What the task asks:
Convert every line of the entries below into a Markdown table with two columns, Row and Line. Number the rows in order and leave out any blank lines.

Input rows:
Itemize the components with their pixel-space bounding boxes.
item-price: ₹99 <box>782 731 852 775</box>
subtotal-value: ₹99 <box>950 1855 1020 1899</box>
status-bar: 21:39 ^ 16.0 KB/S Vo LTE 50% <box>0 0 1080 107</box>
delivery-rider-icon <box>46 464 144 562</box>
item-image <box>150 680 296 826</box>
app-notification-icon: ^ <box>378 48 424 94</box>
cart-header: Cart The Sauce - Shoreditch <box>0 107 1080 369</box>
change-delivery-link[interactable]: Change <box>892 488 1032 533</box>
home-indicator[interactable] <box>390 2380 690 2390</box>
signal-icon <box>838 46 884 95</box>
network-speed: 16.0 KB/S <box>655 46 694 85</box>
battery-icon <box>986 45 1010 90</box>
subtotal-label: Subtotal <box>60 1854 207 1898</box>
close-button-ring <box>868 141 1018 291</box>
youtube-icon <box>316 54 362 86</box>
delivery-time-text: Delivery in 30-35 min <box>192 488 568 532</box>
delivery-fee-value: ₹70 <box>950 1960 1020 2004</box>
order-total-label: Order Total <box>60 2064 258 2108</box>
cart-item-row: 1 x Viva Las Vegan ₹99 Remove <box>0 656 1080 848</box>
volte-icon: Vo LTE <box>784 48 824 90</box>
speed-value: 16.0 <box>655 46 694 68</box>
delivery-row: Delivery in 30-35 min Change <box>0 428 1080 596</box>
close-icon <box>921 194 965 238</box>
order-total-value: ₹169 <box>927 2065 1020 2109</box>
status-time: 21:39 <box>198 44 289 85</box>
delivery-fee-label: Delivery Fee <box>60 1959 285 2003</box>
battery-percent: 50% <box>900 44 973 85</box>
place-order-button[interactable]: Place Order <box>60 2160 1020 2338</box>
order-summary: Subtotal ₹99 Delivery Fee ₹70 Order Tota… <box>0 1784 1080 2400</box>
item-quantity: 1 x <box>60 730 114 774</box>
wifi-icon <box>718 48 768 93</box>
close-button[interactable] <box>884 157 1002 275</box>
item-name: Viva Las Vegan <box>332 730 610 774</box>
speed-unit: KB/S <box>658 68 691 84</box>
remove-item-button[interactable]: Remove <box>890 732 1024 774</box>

Response to the task:
| Row | Line |
|---|---|
| 1 | Itemize the components with their pixel-space bounding boxes. |
| 2 | item-price: ₹99 <box>782 731 852 775</box> |
| 3 | subtotal-value: ₹99 <box>950 1855 1020 1899</box> |
| 4 | status-bar: 21:39 ^ 16.0 KB/S Vo LTE 50% <box>0 0 1080 107</box> |
| 5 | delivery-rider-icon <box>46 464 144 562</box> |
| 6 | item-image <box>150 680 296 826</box> |
| 7 | app-notification-icon: ^ <box>378 48 424 94</box> |
| 8 | cart-header: Cart The Sauce - Shoreditch <box>0 107 1080 369</box> |
| 9 | change-delivery-link[interactable]: Change <box>892 488 1032 533</box> |
| 10 | home-indicator[interactable] <box>390 2380 690 2390</box> |
| 11 | signal-icon <box>838 46 884 95</box> |
| 12 | network-speed: 16.0 KB/S <box>655 46 694 85</box> |
| 13 | battery-icon <box>986 45 1010 90</box> |
| 14 | subtotal-label: Subtotal <box>60 1854 207 1898</box> |
| 15 | close-button-ring <box>868 141 1018 291</box> |
| 16 | youtube-icon <box>316 54 362 86</box> |
| 17 | delivery-time-text: Delivery in 30-35 min <box>192 488 568 532</box> |
| 18 | delivery-fee-value: ₹70 <box>950 1960 1020 2004</box> |
| 19 | order-total-label: Order Total <box>60 2064 258 2108</box> |
| 20 | cart-item-row: 1 x Viva Las Vegan ₹99 Remove <box>0 656 1080 848</box> |
| 21 | volte-icon: Vo LTE <box>784 48 824 90</box> |
| 22 | speed-value: 16.0 <box>655 46 694 68</box> |
| 23 | delivery-row: Delivery in 30-35 min Change <box>0 428 1080 596</box> |
| 24 | close-icon <box>921 194 965 238</box> |
| 25 | order-total-value: ₹169 <box>927 2065 1020 2109</box> |
| 26 | status-time: 21:39 <box>198 44 289 85</box> |
| 27 | delivery-fee-label: Delivery Fee <box>60 1959 285 2003</box> |
| 28 | battery-percent: 50% <box>900 44 973 85</box> |
| 29 | place-order-button[interactable]: Place Order <box>60 2160 1020 2338</box> |
| 30 | order-summary: Subtotal ₹99 Delivery Fee ₹70 Order Tota… <box>0 1784 1080 2400</box> |
| 31 | item-quantity: 1 x <box>60 730 114 774</box> |
| 32 | wifi-icon <box>718 48 768 93</box> |
| 33 | close-button[interactable] <box>884 157 1002 275</box> |
| 34 | item-name: Viva Las Vegan <box>332 730 610 774</box> |
| 35 | speed-unit: KB/S <box>658 68 691 84</box> |
| 36 | remove-item-button[interactable]: Remove <box>890 732 1024 774</box> |